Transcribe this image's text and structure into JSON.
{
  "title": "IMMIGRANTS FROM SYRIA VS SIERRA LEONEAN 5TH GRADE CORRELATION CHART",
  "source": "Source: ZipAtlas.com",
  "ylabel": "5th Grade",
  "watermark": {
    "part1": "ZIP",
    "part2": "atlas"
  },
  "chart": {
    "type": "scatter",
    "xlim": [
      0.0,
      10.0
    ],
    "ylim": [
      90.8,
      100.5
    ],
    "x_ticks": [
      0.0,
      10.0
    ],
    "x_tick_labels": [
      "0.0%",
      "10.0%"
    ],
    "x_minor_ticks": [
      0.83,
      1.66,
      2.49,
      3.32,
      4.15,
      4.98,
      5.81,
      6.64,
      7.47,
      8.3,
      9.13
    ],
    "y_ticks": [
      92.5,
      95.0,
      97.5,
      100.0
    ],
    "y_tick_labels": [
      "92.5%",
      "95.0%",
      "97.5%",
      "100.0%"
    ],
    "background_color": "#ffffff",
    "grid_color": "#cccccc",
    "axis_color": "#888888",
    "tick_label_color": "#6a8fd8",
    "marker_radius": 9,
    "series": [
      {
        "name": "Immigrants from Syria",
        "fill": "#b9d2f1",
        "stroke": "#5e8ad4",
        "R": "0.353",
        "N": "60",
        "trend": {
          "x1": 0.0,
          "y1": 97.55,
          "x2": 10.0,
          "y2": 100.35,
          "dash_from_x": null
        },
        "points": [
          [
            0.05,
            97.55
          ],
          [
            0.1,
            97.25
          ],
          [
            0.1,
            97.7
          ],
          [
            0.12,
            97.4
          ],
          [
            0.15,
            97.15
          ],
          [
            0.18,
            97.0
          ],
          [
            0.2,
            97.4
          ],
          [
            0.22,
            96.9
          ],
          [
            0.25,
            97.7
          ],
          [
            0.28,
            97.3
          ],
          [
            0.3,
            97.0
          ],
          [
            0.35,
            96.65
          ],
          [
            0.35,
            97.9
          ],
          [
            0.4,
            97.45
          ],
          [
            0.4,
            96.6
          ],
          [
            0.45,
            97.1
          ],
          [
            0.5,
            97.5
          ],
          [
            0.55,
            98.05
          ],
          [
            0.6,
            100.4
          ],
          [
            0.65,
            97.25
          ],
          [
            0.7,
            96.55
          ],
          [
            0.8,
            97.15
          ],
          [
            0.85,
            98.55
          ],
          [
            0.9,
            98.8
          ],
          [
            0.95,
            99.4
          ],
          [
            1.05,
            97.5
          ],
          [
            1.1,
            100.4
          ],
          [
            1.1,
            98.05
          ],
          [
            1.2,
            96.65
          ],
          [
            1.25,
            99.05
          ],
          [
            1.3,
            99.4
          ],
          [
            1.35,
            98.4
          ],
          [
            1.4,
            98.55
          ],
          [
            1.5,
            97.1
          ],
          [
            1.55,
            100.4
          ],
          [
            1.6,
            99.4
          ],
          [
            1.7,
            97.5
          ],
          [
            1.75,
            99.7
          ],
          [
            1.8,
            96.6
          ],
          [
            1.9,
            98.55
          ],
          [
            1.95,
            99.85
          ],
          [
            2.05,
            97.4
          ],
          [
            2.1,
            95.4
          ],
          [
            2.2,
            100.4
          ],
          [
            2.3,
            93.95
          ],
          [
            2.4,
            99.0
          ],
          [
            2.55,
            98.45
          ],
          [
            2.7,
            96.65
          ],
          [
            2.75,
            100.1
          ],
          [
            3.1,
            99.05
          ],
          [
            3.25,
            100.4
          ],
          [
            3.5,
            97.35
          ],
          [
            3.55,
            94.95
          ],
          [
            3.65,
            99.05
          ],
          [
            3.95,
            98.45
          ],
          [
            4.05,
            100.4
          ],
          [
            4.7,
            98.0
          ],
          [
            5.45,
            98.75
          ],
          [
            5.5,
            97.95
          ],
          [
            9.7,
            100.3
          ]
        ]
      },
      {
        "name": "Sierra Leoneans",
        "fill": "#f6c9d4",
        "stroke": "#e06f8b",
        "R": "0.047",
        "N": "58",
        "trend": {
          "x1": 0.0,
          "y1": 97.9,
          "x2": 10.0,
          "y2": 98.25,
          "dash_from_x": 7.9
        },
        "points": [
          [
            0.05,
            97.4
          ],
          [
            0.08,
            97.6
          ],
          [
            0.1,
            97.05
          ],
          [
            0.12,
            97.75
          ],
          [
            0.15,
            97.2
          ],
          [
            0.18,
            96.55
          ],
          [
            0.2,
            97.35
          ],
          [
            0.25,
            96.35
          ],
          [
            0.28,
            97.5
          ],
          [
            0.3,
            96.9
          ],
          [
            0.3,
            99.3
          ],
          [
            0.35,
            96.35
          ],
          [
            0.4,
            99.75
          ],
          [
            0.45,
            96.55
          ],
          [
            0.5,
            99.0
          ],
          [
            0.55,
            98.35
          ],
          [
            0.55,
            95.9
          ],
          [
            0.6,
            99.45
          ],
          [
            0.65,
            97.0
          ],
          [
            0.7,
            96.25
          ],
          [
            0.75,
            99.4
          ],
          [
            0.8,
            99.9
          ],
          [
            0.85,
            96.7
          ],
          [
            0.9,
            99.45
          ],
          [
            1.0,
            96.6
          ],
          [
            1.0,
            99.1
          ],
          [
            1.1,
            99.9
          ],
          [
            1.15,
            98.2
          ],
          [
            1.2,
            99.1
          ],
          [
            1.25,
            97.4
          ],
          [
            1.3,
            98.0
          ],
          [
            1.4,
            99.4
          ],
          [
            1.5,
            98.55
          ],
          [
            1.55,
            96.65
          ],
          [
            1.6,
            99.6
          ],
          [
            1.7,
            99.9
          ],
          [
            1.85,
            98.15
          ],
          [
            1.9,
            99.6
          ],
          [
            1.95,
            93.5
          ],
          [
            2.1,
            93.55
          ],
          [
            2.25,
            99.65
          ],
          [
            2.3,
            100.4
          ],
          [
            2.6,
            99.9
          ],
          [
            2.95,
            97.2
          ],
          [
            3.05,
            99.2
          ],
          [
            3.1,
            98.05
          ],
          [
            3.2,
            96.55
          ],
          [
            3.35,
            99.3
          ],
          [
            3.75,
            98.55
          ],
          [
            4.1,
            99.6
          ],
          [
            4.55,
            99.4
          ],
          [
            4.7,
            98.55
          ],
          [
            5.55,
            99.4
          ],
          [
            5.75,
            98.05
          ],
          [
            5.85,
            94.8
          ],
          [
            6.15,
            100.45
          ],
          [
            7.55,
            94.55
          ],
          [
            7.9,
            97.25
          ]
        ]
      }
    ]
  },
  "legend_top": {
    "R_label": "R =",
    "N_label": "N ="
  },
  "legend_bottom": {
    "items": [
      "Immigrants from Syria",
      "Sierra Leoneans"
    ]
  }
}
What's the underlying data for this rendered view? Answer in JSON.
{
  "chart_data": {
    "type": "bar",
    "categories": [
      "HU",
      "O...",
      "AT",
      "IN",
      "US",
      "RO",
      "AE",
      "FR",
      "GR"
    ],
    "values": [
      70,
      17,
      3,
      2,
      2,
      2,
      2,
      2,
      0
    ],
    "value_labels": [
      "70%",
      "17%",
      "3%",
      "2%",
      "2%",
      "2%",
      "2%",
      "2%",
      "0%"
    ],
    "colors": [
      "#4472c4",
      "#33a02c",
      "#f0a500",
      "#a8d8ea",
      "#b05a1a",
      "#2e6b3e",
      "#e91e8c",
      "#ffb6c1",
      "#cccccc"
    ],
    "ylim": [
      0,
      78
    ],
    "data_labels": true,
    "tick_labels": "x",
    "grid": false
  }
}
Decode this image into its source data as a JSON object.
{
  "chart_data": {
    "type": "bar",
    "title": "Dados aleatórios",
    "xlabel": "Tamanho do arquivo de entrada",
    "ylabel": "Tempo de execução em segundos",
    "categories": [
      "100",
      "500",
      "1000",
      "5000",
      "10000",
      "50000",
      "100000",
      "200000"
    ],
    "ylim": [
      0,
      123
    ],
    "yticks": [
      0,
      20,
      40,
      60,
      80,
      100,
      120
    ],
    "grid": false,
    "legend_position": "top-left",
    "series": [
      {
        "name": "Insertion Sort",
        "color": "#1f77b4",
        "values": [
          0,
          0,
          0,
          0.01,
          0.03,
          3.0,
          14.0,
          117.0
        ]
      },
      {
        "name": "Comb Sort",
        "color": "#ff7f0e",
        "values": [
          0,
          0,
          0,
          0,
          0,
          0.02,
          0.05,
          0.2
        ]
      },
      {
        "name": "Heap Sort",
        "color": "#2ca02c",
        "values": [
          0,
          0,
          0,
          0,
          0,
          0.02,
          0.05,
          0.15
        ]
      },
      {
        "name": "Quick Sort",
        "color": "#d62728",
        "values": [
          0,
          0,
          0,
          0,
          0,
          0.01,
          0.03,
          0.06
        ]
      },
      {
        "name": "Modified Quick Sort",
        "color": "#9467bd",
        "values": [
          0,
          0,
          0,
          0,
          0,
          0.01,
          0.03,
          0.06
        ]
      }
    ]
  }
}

Given problem: Restate word for word the lines from the one holding "Decode this image" to the end of the listing, both ends included, and nothing more.

Exercise solution:
Decode this image into its source data as a JSON object.
{
  "chart_data": {
    "type": "bar",
    "title": "Dados aleatórios",
    "xlabel": "Tamanho do arquivo de entrada",
    "ylabel": "Tempo de execução em segundos",
    "categories": [
      "100",
      "500",
      "1000",
      "5000",
      "10000",
      "50000",
      "100000",
      "200000"
    ],
    "ylim": [
      0,
      123
    ],
    "yticks": [
      0,
      20,
      40,
      60,
      80,
      100,
      120
    ],
    "grid": false,
    "legend_position": "top-left",
    "series": [
      {
        "name": "Insertion Sort",
        "color": "#1f77b4",
        "values": [
          0,
          0,
          0,
          0.01,
          0.03,
          3.0,
          14.0,
          117.0
        ]
      },
      {
        "name": "Comb Sort",
        "color": "#ff7f0e",
        "values": [
          0,
          0,
          0,
          0,
          0,
          0.02,
          0.05,
          0.2
        ]
      },
      {
        "name": "Heap Sort",
        "color": "#2ca02c",
        "values": [
          0,
          0,
          0,
          0,
          0,
          0.02,
          0.05,
          0.15
        ]
      },
      {
        "name": "Quick Sort",
        "color": "#d62728",
        "values": [
          0,
          0,
          0,
          0,
          0,
          0.01,
          0.03,
          0.06
        ]
      },
      {
        "name": "Modified Quick Sort",
        "color": "#9467bd",
        "values": [
          0,
          0,
          0,
          0,
          0,
          0.01,
          0.03,
          0.06
        ]
      }
    ]
  }
}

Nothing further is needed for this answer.